Available records start

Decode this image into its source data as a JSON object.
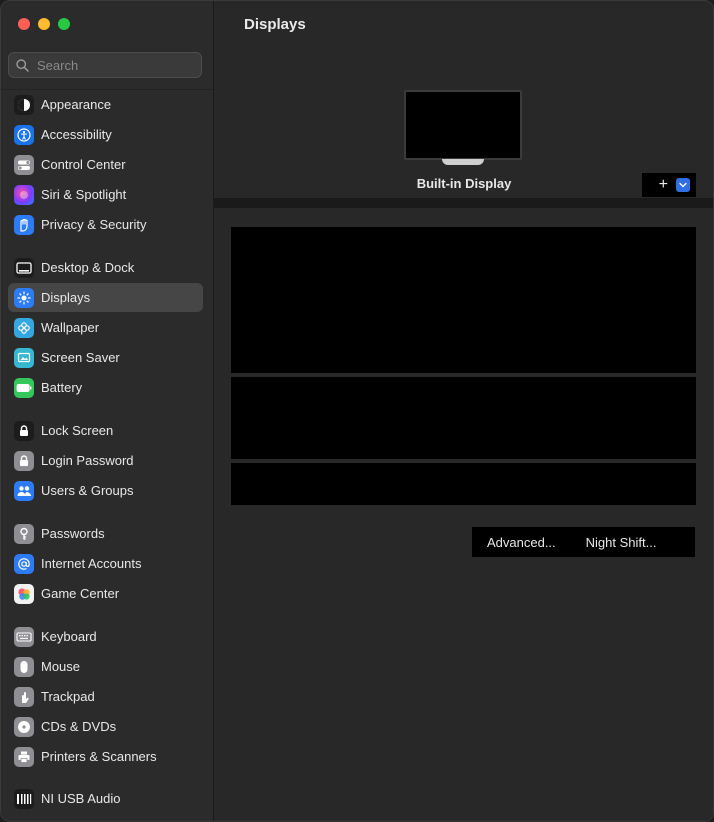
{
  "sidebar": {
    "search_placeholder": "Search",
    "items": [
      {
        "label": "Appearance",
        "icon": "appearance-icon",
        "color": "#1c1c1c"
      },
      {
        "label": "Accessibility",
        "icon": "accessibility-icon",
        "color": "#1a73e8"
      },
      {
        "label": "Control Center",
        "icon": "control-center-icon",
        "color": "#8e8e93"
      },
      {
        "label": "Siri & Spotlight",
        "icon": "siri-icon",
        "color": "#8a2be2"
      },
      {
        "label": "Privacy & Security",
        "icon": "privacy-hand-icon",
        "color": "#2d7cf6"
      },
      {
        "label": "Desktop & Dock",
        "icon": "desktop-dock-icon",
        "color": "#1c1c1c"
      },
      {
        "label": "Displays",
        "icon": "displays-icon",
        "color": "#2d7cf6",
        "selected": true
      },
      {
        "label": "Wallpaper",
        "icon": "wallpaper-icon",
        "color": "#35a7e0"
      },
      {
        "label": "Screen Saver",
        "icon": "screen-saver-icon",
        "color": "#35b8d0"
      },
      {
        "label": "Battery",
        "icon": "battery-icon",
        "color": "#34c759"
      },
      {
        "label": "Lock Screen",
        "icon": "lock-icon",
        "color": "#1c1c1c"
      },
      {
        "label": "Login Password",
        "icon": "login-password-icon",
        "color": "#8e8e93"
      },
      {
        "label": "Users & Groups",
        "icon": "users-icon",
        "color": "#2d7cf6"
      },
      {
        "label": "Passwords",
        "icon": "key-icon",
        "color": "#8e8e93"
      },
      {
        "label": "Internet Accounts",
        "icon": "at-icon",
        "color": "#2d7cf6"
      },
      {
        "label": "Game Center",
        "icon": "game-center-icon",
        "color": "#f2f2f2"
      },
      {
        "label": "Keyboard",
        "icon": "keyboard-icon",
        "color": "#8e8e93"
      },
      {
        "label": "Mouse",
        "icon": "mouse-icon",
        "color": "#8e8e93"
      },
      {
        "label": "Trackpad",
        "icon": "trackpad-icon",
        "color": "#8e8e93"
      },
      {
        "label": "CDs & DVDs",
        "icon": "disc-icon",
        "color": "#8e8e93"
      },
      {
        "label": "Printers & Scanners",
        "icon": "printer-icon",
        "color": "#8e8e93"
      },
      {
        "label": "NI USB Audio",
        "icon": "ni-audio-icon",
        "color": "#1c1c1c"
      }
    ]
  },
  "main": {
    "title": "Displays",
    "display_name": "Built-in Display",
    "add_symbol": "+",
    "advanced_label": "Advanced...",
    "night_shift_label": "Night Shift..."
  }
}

Available records end
Available records start

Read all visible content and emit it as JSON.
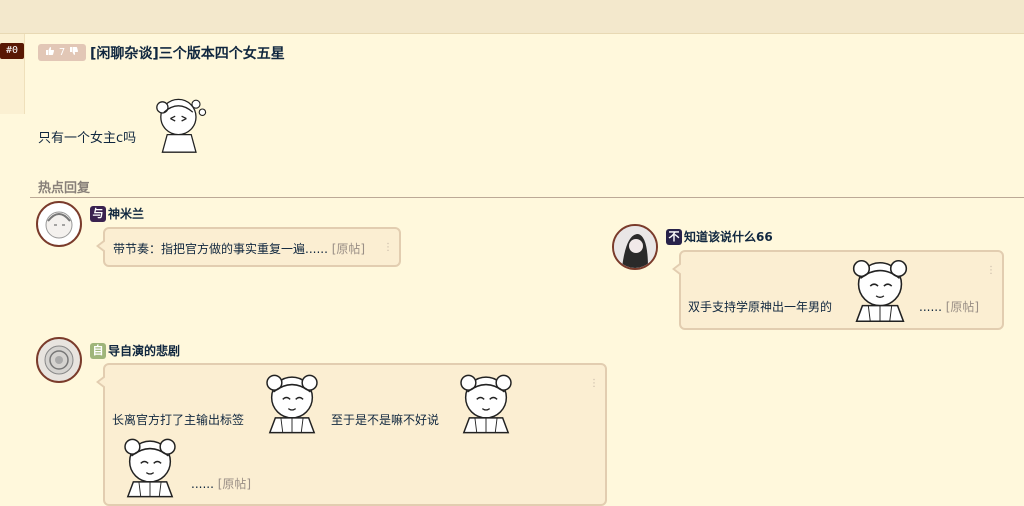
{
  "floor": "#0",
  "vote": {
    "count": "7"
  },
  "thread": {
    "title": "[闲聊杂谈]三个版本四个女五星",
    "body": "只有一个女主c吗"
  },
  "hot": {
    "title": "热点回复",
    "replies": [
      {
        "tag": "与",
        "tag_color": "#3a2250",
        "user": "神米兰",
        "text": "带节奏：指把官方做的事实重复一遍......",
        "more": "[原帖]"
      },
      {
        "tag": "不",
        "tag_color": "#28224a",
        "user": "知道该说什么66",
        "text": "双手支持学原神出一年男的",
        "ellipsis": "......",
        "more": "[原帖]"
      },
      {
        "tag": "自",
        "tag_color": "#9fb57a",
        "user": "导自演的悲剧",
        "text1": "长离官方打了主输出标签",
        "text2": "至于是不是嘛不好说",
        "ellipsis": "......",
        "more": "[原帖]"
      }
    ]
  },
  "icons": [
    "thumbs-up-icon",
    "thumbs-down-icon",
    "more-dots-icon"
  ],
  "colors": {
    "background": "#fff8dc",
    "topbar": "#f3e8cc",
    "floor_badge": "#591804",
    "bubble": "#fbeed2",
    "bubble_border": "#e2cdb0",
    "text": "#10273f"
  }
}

Available records end

**Exercise description**
Each line of the data that includes the word "JSON" counts once; report the total and nothing more.

**Task answer**
2